Oleh: Weyber Pagaya, SH
Belakangan muncul kritik bahwa rencana Walikota Ambon menjadikan Terminal Transit Passo sebagai Balai Kota yang baru dianggap melanggar Perda RTRW Kota Ambon Nomor 24 Tahun 2012. Kritik ini menyebut bahwa Pasal 78 RTRW hanya mengarahkan pusat pemerintahan kota di kawasan pusat kota Ambon, sementara Passo diarahkan sebagai kawasan perhubungan, perdagangan, dan pemerintahan kecamatan.
Namun, argumentasi ini perlu dilihat lebih jernih. Ada beberapa hal yang sebenarnya justru memperkuat langkah Walikota Ambon, bukan sebaliknya:
1. RTRW adalah kerangka umum, bukan kaku dan absolut
Perda RTRW memang menjadi pedoman tata ruang, tetapi implementasi teknisnya dijabarkan lebih detail dalam Rencana Detail Tata Ruang (RDTR). Saat ini, Pemkot Ambon sedang menyusun RDTR Baguala–Leitimur Selatan, yang secara hukum dapat mengakomodasi perubahan fungsi lahan, termasuk pemanfaatan Terminal Passo sebagai Kantor Walikota. Artinya, walaupun RTRW mengarahkan pusat pemerintahan di pusat kota, tidak ada larangan absolut untuk melakukan adaptasi demi kebutuhan yang lebih mendesak.
2. Terminal Passo tidak pernah berfungsi sebagai terminal secara utuh
Pasal 21 RTRW memang mengamanatkan penyelesaian pembangunan Terminal Transit Passo. Faktanya, sejak dibangun di era Walikota Papilaya, terminal ini tidak pernah beroperasi sebagai terminal secara utuh. Menurut prinsip tata ruang, fasilitas mangkrak yang tidak digunakan justru lebih merusak wajah kota. Pemanfaatan kembali gedung mangkrak menjadi pusat pemerintahan adalah bentuk revitalisasi aset, bukan pelanggaran.
3. Pusat pemerintahan bisa berkembang secara polisentris
Kritik menyebut pusat pemerintahan hanya boleh di pusat kota. Padahal, tata kota modern banyak mengembangkan konsep polisentris: pusat pemerintahan, ekonomi, dan pelayanan publik dapat tersebar di lebih dari satu wilayah untuk mengurangi beban di pusat kota. Pemindahan Kantor Walikota ke Passo justru sejalan dengan Pasal 17 RTRW yang mengamanatkan pengembangan wilayah Passo untuk mengurangi tekanan penduduk di pusat kota.

CUPLIKAN DATA:
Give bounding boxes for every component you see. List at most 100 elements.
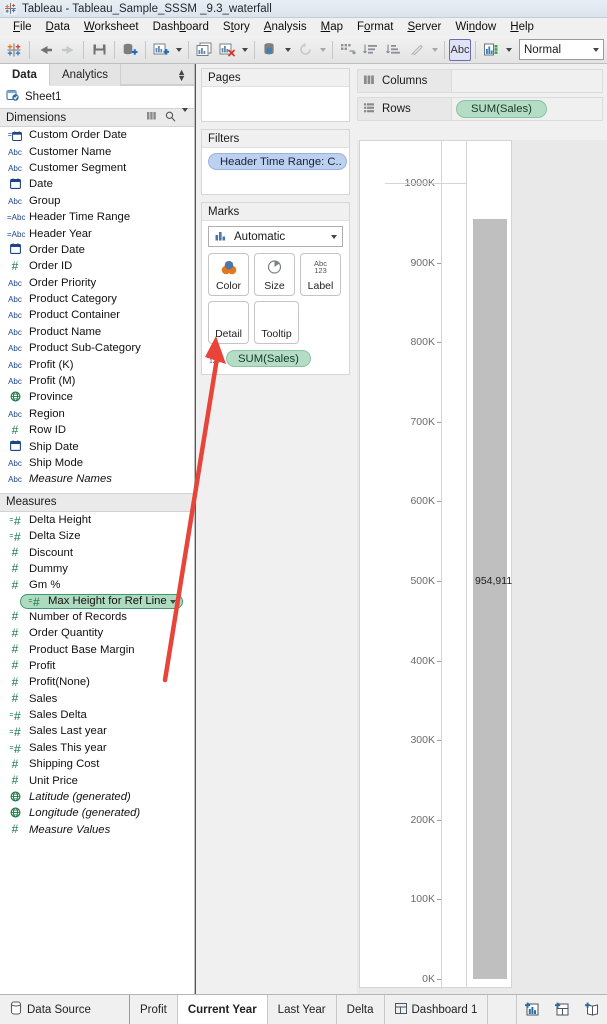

TUGAS YANG DIKERJAKAN:
**A.** Jawablah pertanyaan berikut berdasarkan tulisan tentang rencana Balai Kota di Terminal Passo.
(i) Apa nomor dan tahun Perda RTRW Kota Ambon yang disebut dalam kritik tersebut?
(ii) RDTR wilayah mana yang saat ini sedang disusun oleh Pemkot Ambon?
(iii) Pada era walikota siapa Terminal Transit Passo dibangun?
**B.** Lanjutkan tulisan tentang rencana Balai Kota di Terminal Passo sejak kalimat terakhirnya.

JAWABAN:
**A.**
(i) Nomor 24 Tahun 2012.
(ii) RDTR Baguala–Leitimur Selatan.
(iii) Era Walikota Papilaya.

**B.**
4. Bukan pelanggaran hukum, melainkan penyesuaian kebutuhan
RTRW berlaku 20 tahun, tetapi kondisi kota dinamis. Gedung Walikota saat ini sudah tidak layak, sementara biaya membangun gedung baru dari nol sangat besar. Pemanfaatan Terminal Passo adalah jalan tengah yang realistis, hemat anggaran, dan cepat untuk memastikan pelayanan publik tidak terganggu. Itu bukan bentuk pelanggaran, melainkan kebijakan adaptif dalam koridor hukum tata ruang.
5. DPRD dan Pemkot justru menjalankan peran konstitusional
Perda RTRW adalah produk bersama DPRD dan Pemkot. Karena itu, tidak ada yang lebih tepat menafsirkan fleksibilitas RTRW selain kedua lembaga ini. Fakta bahwa DPRD mendukung pemindahan kantor menunjukkan bahwa langkah ini telah mendapat legitimasi politik dan hukum.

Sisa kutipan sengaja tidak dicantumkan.